### Prompt
Report the count of lines below in which the string "화장실에" occurs; include nothing else.

### Provided records
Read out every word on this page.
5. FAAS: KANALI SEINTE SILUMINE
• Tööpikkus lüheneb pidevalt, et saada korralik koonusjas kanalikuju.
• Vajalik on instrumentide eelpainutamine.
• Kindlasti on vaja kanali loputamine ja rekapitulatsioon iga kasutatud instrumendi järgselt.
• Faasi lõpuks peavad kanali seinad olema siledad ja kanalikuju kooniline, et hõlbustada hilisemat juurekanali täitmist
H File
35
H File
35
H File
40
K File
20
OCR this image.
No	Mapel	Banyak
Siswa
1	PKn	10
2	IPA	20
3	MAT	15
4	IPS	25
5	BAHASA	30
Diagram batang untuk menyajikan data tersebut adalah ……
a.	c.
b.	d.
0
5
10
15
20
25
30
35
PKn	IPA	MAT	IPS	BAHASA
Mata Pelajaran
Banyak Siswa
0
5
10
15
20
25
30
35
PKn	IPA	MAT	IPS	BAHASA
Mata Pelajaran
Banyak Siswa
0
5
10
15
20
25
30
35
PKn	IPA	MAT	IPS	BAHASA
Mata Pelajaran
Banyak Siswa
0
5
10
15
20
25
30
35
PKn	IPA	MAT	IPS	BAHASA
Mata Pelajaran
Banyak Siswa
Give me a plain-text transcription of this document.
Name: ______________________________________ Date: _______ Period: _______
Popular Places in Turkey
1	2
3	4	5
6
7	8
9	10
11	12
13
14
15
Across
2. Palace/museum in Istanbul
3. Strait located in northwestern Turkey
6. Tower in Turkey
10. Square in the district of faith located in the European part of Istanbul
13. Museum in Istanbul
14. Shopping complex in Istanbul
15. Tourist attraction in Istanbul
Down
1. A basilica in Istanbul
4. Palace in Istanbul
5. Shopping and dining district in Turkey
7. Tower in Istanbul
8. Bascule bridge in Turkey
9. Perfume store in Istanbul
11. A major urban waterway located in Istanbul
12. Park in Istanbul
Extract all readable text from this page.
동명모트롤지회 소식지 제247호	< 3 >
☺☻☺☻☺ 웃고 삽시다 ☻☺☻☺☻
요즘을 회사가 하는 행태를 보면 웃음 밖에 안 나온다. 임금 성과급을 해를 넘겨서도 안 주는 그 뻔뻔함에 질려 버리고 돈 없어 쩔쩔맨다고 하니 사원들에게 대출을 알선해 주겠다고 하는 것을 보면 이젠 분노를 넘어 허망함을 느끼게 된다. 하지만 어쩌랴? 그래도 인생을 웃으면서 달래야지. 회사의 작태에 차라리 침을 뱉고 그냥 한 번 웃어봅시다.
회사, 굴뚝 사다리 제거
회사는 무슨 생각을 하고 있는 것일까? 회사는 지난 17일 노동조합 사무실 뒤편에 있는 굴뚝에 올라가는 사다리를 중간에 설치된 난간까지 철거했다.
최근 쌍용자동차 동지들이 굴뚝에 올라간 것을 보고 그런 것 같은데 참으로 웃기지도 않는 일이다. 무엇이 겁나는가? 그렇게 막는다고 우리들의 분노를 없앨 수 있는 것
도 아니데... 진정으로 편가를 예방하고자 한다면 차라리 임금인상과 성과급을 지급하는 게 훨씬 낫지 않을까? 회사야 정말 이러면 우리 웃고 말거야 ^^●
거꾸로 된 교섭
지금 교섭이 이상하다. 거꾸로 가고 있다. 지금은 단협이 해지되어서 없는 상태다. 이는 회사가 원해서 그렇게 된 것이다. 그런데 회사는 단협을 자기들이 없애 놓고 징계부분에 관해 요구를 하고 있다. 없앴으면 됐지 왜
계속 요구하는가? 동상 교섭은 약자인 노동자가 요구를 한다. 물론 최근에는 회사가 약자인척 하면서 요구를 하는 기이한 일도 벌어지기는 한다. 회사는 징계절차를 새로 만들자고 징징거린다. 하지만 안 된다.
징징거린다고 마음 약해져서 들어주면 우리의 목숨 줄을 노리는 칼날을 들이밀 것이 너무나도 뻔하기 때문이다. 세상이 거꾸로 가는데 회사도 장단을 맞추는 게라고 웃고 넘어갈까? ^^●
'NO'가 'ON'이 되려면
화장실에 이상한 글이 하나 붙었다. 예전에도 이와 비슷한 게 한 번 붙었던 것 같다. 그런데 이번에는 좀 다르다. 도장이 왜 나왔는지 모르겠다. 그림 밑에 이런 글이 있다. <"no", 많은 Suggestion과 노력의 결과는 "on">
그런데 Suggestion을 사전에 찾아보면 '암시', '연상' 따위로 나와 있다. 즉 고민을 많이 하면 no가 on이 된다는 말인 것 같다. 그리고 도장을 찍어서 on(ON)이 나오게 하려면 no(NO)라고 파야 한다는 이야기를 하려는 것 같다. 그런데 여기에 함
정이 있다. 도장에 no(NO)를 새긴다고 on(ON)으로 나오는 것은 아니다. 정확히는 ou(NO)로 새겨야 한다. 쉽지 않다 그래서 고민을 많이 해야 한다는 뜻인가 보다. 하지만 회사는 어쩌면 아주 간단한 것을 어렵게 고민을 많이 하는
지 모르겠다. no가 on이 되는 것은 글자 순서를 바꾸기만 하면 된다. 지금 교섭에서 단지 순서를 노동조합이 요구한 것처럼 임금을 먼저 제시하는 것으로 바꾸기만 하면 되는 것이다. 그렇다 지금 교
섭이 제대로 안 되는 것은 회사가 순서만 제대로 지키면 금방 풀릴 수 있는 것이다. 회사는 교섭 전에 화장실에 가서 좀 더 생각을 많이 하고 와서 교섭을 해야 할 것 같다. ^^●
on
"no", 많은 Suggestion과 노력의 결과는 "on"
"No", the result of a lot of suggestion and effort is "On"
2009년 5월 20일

### Exercise response
2